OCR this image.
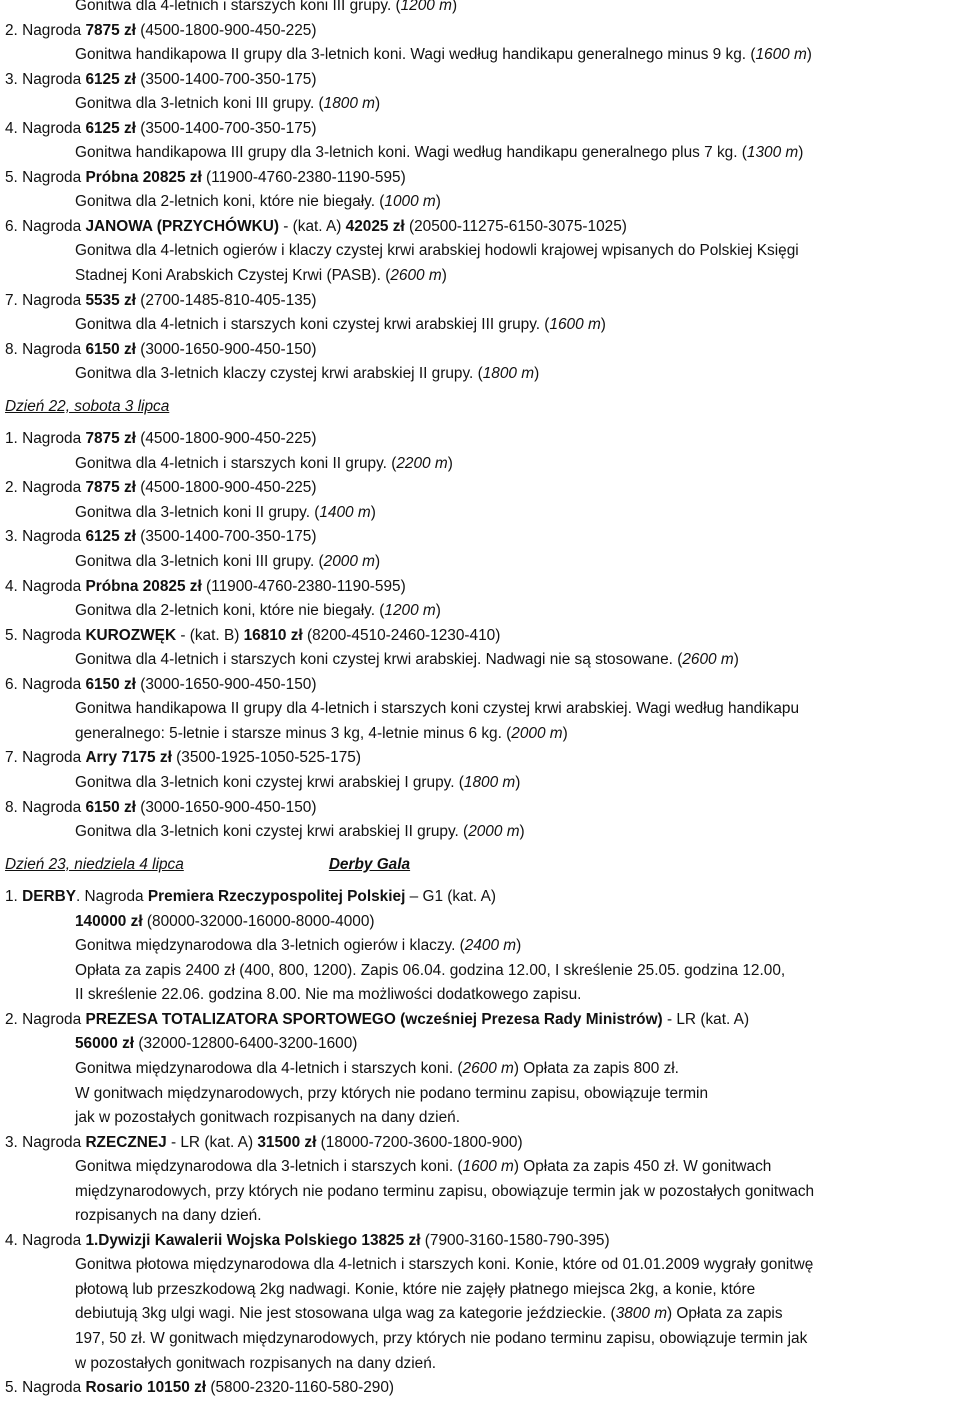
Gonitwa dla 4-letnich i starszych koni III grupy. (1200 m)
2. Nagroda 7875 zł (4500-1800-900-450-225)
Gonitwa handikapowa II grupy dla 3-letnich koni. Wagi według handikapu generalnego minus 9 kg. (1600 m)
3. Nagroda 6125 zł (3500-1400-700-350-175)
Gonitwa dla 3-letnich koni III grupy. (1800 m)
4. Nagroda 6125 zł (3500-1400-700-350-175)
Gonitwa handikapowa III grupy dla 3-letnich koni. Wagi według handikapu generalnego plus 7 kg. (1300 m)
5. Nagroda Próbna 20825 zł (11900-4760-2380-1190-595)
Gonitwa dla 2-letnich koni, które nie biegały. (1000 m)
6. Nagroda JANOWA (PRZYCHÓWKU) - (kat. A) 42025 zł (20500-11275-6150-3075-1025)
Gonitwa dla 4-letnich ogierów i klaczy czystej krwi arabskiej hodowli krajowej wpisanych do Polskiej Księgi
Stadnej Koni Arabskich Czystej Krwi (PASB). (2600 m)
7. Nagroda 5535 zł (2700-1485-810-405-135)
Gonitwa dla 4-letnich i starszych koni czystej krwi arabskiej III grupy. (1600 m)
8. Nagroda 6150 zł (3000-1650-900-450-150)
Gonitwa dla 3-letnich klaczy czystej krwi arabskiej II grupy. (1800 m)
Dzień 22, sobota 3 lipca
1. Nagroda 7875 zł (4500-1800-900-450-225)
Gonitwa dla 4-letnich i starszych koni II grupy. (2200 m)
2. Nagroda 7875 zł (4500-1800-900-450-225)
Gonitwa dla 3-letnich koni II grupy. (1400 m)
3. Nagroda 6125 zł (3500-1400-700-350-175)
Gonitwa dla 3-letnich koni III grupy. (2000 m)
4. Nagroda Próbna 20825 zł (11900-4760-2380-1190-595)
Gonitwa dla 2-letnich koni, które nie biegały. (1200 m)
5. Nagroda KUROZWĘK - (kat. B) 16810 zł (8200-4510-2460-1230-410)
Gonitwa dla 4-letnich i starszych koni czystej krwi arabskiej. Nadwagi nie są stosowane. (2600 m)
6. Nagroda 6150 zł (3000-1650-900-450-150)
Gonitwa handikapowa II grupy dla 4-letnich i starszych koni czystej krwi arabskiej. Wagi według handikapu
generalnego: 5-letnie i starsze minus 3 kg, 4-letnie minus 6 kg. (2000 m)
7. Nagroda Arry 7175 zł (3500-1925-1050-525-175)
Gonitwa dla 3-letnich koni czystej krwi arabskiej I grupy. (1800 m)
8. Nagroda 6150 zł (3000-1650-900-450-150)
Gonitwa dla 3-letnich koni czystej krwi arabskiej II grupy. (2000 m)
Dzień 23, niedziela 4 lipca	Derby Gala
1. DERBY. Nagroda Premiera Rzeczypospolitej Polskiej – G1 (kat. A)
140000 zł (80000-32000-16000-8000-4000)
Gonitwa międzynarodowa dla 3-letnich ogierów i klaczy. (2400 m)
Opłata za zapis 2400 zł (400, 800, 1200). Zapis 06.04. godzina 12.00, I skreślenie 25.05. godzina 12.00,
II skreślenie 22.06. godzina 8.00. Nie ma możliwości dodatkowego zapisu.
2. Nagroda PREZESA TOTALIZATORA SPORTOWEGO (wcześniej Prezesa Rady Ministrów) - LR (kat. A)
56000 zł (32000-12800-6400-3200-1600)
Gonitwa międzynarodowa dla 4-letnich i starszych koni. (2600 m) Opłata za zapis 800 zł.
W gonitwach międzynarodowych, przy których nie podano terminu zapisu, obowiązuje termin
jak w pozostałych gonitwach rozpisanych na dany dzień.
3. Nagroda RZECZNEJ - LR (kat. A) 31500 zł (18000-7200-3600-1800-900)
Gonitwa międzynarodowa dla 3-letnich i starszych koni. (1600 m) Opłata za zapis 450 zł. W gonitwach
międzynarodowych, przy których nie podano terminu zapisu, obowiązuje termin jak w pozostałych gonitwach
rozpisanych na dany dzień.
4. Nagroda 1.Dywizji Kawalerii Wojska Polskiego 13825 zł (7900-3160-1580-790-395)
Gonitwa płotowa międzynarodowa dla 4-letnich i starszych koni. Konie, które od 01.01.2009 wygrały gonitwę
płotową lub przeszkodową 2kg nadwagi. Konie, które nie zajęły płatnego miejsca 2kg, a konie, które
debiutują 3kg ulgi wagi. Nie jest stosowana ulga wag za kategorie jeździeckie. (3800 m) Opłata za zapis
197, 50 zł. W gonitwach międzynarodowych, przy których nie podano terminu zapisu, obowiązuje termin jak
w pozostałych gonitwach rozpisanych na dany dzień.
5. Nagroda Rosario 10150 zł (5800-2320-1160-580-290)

====================

» The problem
Each line in the records above should be reproduced exactly; images are not copied.

» Right answer
OCR this image.
Gonitwa dla 4-letnich i starszych koni III grupy. (1200 m)
2. Nagroda 7875 zł (4500-1800-900-450-225)
Gonitwa handikapowa II grupy dla 3-letnich koni. Wagi według handikapu generalnego minus 9 kg. (1600 m)
3. Nagroda 6125 zł (3500-1400-700-350-175)
Gonitwa dla 3-letnich koni III grupy. (1800 m)
4. Nagroda 6125 zł (3500-1400-700-350-175)
Gonitwa handikapowa III grupy dla 3-letnich koni. Wagi według handikapu generalnego plus 7 kg. (1300 m)
5. Nagroda Próbna 20825 zł (11900-4760-2380-1190-595)
Gonitwa dla 2-letnich koni, które nie biegały. (1000 m)
6. Nagroda JANOWA (PRZYCHÓWKU) - (kat. A) 42025 zł (20500-11275-6150-3075-1025)
Gonitwa dla 4-letnich ogierów i klaczy czystej krwi arabskiej hodowli krajowej wpisanych do Polskiej Księgi
Stadnej Koni Arabskich Czystej Krwi (PASB). (2600 m)
7. Nagroda 5535 zł (2700-1485-810-405-135)
Gonitwa dla 4-letnich i starszych koni czystej krwi arabskiej III grupy. (1600 m)
8. Nagroda 6150 zł (3000-1650-900-450-150)
Gonitwa dla 3-letnich klaczy czystej krwi arabskiej II grupy. (1800 m)
Dzień 22, sobota 3 lipca
1. Nagroda 7875 zł (4500-1800-900-450-225)
Gonitwa dla 4-letnich i starszych koni II grupy. (2200 m)
2. Nagroda 7875 zł (4500-1800-900-450-225)
Gonitwa dla 3-letnich koni II grupy. (1400 m)
3. Nagroda 6125 zł (3500-1400-700-350-175)
Gonitwa dla 3-letnich koni III grupy. (2000 m)
4. Nagroda Próbna 20825 zł (11900-4760-2380-1190-595)
Gonitwa dla 2-letnich koni, które nie biegały. (1200 m)
5. Nagroda KUROZWĘK - (kat. B) 16810 zł (8200-4510-2460-1230-410)
Gonitwa dla 4-letnich i starszych koni czystej krwi arabskiej. Nadwagi nie są stosowane. (2600 m)
6. Nagroda 6150 zł (3000-1650-900-450-150)
Gonitwa handikapowa II grupy dla 4-letnich i starszych koni czystej krwi arabskiej. Wagi według handikapu
generalnego: 5-letnie i starsze minus 3 kg, 4-letnie minus 6 kg. (2000 m)
7. Nagroda Arry 7175 zł (3500-1925-1050-525-175)
Gonitwa dla 3-letnich koni czystej krwi arabskiej I grupy. (1800 m)
8. Nagroda 6150 zł (3000-1650-900-450-150)
Gonitwa dla 3-letnich koni czystej krwi arabskiej II grupy. (2000 m)
Dzień 23, niedziela 4 lipca	Derby Gala
1. DERBY. Nagroda Premiera Rzeczypospolitej Polskiej – G1 (kat. A)
140000 zł (80000-32000-16000-8000-4000)
Gonitwa międzynarodowa dla 3-letnich ogierów i klaczy. (2400 m)
Opłata za zapis 2400 zł (400, 800, 1200). Zapis 06.04. godzina 12.00, I skreślenie 25.05. godzina 12.00,
II skreślenie 22.06. godzina 8.00. Nie ma możliwości dodatkowego zapisu.
2. Nagroda PREZESA TOTALIZATORA SPORTOWEGO (wcześniej Prezesa Rady Ministrów) - LR (kat. A)
56000 zł (32000-12800-6400-3200-1600)
Gonitwa międzynarodowa dla 4-letnich i starszych koni. (2600 m) Opłata za zapis 800 zł.
W gonitwach międzynarodowych, przy których nie podano terminu zapisu, obowiązuje termin
jak w pozostałych gonitwach rozpisanych na dany dzień.
3. Nagroda RZECZNEJ - LR (kat. A) 31500 zł (18000-7200-3600-1800-900)
Gonitwa międzynarodowa dla 3-letnich i starszych koni. (1600 m) Opłata za zapis 450 zł. W gonitwach
międzynarodowych, przy których nie podano terminu zapisu, obowiązuje termin jak w pozostałych gonitwach
rozpisanych na dany dzień.
4. Nagroda 1.Dywizji Kawalerii Wojska Polskiego 13825 zł (7900-3160-1580-790-395)
Gonitwa płotowa międzynarodowa dla 4-letnich i starszych koni. Konie, które od 01.01.2009 wygrały gonitwę
płotową lub przeszkodową 2kg nadwagi. Konie, które nie zajęły płatnego miejsca 2kg, a konie, które
debiutują 3kg ulgi wagi. Nie jest stosowana ulga wag za kategorie jeździeckie. (3800 m) Opłata za zapis
197, 50 zł. W gonitwach międzynarodowych, przy których nie podano terminu zapisu, obowiązuje termin jak
w pozostałych gonitwach rozpisanych na dany dzień.
5. Nagroda Rosario 10150 zł (5800-2320-1160-580-290)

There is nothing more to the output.